#### EXERCISE OBJECTIVE:
Records follow. Pull out every line that contains "date".
=-=-=-=-=
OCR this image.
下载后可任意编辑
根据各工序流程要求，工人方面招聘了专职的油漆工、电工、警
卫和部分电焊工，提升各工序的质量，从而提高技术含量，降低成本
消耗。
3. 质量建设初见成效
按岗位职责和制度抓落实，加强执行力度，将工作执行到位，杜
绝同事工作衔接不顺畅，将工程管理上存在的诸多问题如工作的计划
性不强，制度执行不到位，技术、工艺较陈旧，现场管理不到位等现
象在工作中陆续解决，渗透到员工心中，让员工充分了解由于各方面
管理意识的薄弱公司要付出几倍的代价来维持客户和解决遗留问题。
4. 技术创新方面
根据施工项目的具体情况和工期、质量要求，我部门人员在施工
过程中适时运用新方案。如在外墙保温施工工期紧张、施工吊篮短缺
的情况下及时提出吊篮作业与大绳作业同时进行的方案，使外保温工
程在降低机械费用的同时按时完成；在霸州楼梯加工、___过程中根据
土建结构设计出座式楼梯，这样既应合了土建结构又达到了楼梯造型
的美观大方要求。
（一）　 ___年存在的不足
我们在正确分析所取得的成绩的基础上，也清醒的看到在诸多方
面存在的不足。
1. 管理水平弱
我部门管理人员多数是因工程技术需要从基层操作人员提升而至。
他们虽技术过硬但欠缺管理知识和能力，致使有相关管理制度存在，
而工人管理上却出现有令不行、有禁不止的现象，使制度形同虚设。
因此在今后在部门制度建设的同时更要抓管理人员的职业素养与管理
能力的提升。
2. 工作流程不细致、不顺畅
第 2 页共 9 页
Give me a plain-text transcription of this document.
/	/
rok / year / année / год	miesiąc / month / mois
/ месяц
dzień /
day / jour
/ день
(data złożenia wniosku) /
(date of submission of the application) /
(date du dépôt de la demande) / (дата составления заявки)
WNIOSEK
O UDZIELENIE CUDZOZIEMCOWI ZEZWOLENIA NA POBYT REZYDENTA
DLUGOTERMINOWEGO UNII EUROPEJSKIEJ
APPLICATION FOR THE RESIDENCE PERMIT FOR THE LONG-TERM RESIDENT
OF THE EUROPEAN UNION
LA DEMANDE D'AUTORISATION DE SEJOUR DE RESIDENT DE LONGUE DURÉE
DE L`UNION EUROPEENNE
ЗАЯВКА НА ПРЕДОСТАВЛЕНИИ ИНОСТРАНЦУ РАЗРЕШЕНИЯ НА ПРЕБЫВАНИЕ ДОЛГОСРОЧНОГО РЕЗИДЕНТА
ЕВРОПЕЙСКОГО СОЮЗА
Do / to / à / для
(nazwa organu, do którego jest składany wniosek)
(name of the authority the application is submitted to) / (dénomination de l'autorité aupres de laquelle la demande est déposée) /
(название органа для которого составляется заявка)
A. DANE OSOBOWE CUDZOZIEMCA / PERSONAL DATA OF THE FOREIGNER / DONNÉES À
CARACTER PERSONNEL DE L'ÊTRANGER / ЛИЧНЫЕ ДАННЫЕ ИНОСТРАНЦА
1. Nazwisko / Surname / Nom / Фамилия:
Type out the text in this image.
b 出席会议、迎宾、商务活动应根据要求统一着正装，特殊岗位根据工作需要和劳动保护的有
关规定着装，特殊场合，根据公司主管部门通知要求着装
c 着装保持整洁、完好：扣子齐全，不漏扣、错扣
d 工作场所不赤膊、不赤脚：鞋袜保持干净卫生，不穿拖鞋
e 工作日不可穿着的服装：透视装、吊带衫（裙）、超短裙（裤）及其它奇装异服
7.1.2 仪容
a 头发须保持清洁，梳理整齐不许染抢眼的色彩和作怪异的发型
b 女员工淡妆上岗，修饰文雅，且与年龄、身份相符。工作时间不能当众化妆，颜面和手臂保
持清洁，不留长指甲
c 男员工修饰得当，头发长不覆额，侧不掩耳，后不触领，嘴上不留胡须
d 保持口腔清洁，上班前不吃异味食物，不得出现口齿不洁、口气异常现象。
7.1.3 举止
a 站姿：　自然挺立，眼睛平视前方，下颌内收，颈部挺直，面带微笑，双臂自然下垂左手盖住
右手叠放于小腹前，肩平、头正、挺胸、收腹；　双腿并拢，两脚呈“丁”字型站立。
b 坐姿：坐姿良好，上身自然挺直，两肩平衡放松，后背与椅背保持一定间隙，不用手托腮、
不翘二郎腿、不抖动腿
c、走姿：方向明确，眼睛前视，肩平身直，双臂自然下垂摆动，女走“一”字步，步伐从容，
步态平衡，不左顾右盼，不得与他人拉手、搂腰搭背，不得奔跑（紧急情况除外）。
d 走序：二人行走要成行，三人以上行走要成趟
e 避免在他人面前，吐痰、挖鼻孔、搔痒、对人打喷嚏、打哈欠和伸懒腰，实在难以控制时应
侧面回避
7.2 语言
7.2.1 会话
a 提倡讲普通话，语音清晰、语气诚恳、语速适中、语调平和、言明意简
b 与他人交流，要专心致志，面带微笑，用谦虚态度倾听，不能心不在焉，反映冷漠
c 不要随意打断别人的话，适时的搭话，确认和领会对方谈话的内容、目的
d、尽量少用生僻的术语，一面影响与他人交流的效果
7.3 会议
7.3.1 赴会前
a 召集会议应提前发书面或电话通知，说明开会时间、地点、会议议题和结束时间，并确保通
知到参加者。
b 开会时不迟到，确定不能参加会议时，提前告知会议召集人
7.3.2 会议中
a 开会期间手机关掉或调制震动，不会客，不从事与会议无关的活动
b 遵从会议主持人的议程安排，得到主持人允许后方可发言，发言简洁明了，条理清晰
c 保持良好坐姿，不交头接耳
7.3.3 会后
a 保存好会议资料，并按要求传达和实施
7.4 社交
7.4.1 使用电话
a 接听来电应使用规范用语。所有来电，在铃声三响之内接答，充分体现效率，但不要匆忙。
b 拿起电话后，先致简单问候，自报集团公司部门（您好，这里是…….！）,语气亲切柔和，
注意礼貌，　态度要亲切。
=-=-=-=-=
#### SOLUTION BELOW:
(date of submission of the application) /
(date du dépôt de la demande) / (дата составления заявки)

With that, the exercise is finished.